▶ **WHAT TO DO**
Reproduce the material word for word; the images stay out.

Stored records:
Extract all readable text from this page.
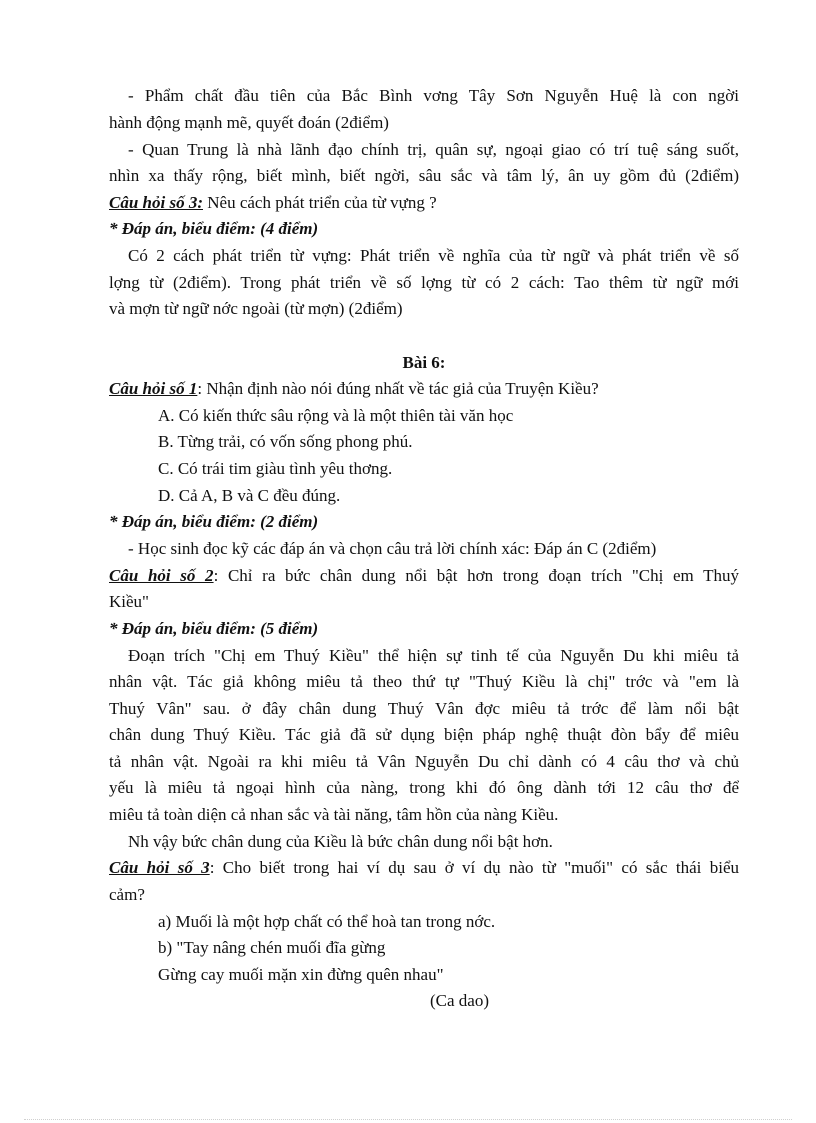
- Phẩm chất đầu tiên của Bắc Bình vơng Tây Sơn Nguyễn Huệ là con ngời
hành động mạnh mẽ, quyết đoán (2điểm)
- Quan Trung là nhà lãnh đạo chính trị, quân sự, ngoại giao có trí tuệ sáng suốt,
nhìn xa thấy rộng, biết mình, biết ngời, sâu sắc và tâm lý, ân uy gồm đủ (2điểm)
Câu hỏi số 3: Nêu cách phát triển của từ vựng ?
* Đáp án, biểu điểm: (4 điểm)
Có 2 cách phát triển từ vựng: Phát triển về nghĩa của từ ngữ và phát triển về số
lợng từ (2điểm). Trong phát triển về số lợng từ có 2 cách: Tao thêm từ ngữ mới
và mợn từ ngữ nớc ngoài (từ mợn) (2điểm)
Bài 6:
Câu hỏi số 1: Nhận định nào nói đúng nhất về tác giả của Truyện Kiều?
A. Có kiến thức sâu rộng và là một thiên tài văn học
B. Từng trải, có vốn sống phong phú.
C. Có trái tim giàu tình yêu thơng.
D. Cả A, B và C đều đúng.
* Đáp án, biểu điểm: (2 điểm)
- Học sinh đọc kỹ các đáp án và chọn câu trả lời chính xác: Đáp án C (2điểm)
Câu hỏi số 2: Chỉ ra bức chân dung nổi bật hơn trong đoạn trích "Chị em Thuý
Kiều"
* Đáp án, biểu điểm: (5 điểm)
Đoạn trích "Chị em Thuý Kiều" thể hiện sự tinh tế của Nguyễn Du khi miêu tả
nhân vật. Tác giả không miêu tả theo thứ tự "Thuý Kiều là chị" trớc và "em là
Thuý Vân" sau. ở đây chân dung Thuý Vân đợc miêu tả trớc để làm nổi bật
chân dung Thuý Kiều. Tác giả đã sử dụng biện pháp nghệ thuật đòn bẩy để miêu
tả nhân vật. Ngoài ra khi miêu tả Vân Nguyễn Du chỉ dành có 4 câu thơ và chủ
yếu là miêu tả ngoại hình của nàng, trong khi đó ông dành tới 12 câu thơ để
miêu tả toàn diện cả nhan sắc và tài năng, tâm hồn của nàng Kiều.
Nh vậy bức chân dung của Kiều là bức chân dung nổi bật hơn.
Câu hỏi số 3: Cho biết trong hai ví dụ sau ở ví dụ nào từ "muối" có sắc thái biểu
cảm?
a) Muối là một hợp chất có thể hoà tan trong nớc.
b) "Tay nâng chén muối đĩa gừng
Gừng cay muối mặn xin đừng quên nhau"
(Ca dao)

▶ **SOLUTION TO THIS TASK**
Extract all readable text from this page.
- Phẩm chất đầu tiên của Bắc Bình vơng Tây Sơn Nguyễn Huệ là con ngời
hành động mạnh mẽ, quyết đoán (2điểm)
- Quan Trung là nhà lãnh đạo chính trị, quân sự, ngoại giao có trí tuệ sáng suốt,
nhìn xa thấy rộng, biết mình, biết ngời, sâu sắc và tâm lý, ân uy gồm đủ (2điểm)
Câu hỏi số 3: Nêu cách phát triển của từ vựng ?
* Đáp án, biểu điểm: (4 điểm)
Có 2 cách phát triển từ vựng: Phát triển về nghĩa của từ ngữ và phát triển về số
lợng từ (2điểm). Trong phát triển về số lợng từ có 2 cách: Tao thêm từ ngữ mới
và mợn từ ngữ nớc ngoài (từ mợn) (2điểm)
Bài 6:
Câu hỏi số 1: Nhận định nào nói đúng nhất về tác giả của Truyện Kiều?
A. Có kiến thức sâu rộng và là một thiên tài văn học
B. Từng trải, có vốn sống phong phú.
C. Có trái tim giàu tình yêu thơng.
D. Cả A, B và C đều đúng.
* Đáp án, biểu điểm: (2 điểm)
- Học sinh đọc kỹ các đáp án và chọn câu trả lời chính xác: Đáp án C (2điểm)
Câu hỏi số 2: Chỉ ra bức chân dung nổi bật hơn trong đoạn trích "Chị em Thuý
Kiều"
* Đáp án, biểu điểm: (5 điểm)
Đoạn trích "Chị em Thuý Kiều" thể hiện sự tinh tế của Nguyễn Du khi miêu tả
nhân vật. Tác giả không miêu tả theo thứ tự "Thuý Kiều là chị" trớc và "em là
Thuý Vân" sau. ở đây chân dung Thuý Vân đợc miêu tả trớc để làm nổi bật
chân dung Thuý Kiều. Tác giả đã sử dụng biện pháp nghệ thuật đòn bẩy để miêu
tả nhân vật. Ngoài ra khi miêu tả Vân Nguyễn Du chỉ dành có 4 câu thơ và chủ
yếu là miêu tả ngoại hình của nàng, trong khi đó ông dành tới 12 câu thơ để
miêu tả toàn diện cả nhan sắc và tài năng, tâm hồn của nàng Kiều.
Nh vậy bức chân dung của Kiều là bức chân dung nổi bật hơn.
Câu hỏi số 3: Cho biết trong hai ví dụ sau ở ví dụ nào từ "muối" có sắc thái biểu
cảm?
a) Muối là một hợp chất có thể hoà tan trong nớc.
b) "Tay nâng chén muối đĩa gừng
Gừng cay muối mặn xin đừng quên nhau"
(Ca dao)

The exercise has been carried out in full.